▶ _SHORT TASK_: Find each line holding "title" and copy it out.

# # # # # # #

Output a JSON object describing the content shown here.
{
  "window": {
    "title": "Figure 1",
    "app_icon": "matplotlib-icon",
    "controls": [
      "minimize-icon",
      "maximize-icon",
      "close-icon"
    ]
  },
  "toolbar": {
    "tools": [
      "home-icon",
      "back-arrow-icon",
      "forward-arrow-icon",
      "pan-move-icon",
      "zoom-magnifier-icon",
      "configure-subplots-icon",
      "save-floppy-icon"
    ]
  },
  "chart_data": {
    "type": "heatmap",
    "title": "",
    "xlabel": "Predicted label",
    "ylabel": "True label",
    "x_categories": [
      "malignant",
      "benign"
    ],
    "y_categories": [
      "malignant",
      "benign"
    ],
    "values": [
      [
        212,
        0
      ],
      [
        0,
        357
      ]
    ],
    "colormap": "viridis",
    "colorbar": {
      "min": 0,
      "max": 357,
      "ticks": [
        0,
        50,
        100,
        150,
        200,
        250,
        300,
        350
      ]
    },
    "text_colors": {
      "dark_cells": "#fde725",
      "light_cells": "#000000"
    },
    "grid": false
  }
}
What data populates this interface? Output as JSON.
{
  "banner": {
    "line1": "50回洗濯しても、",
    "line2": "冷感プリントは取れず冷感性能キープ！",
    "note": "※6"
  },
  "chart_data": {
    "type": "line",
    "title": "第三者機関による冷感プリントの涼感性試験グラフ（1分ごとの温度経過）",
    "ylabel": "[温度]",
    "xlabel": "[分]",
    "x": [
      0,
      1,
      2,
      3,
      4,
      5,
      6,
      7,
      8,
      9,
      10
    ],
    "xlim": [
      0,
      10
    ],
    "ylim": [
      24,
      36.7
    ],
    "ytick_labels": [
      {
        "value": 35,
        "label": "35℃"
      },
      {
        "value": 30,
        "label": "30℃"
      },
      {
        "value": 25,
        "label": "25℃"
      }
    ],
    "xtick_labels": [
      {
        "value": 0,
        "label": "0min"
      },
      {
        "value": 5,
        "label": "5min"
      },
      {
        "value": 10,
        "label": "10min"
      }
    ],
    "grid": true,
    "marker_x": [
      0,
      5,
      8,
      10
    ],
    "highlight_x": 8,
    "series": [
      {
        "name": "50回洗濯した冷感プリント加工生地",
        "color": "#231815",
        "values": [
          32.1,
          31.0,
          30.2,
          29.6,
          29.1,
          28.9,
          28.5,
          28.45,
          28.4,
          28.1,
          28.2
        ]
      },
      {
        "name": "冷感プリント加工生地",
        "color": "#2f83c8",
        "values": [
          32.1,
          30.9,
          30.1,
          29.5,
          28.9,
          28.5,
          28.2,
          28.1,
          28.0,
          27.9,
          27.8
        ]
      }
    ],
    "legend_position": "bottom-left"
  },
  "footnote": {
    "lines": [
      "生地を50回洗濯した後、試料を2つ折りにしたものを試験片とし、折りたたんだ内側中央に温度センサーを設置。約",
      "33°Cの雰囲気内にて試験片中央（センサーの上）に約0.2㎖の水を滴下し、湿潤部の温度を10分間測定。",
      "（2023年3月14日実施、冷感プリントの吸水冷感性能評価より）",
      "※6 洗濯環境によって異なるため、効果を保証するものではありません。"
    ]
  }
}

# # # # # # #

▶ _OUTPUT OF THE TASK_:
    "title": "Figure 1",
    "title": "",
    "title": "第三者機関による冷感プリントの涼感性試験グラフ（1分ごとの温度経過）",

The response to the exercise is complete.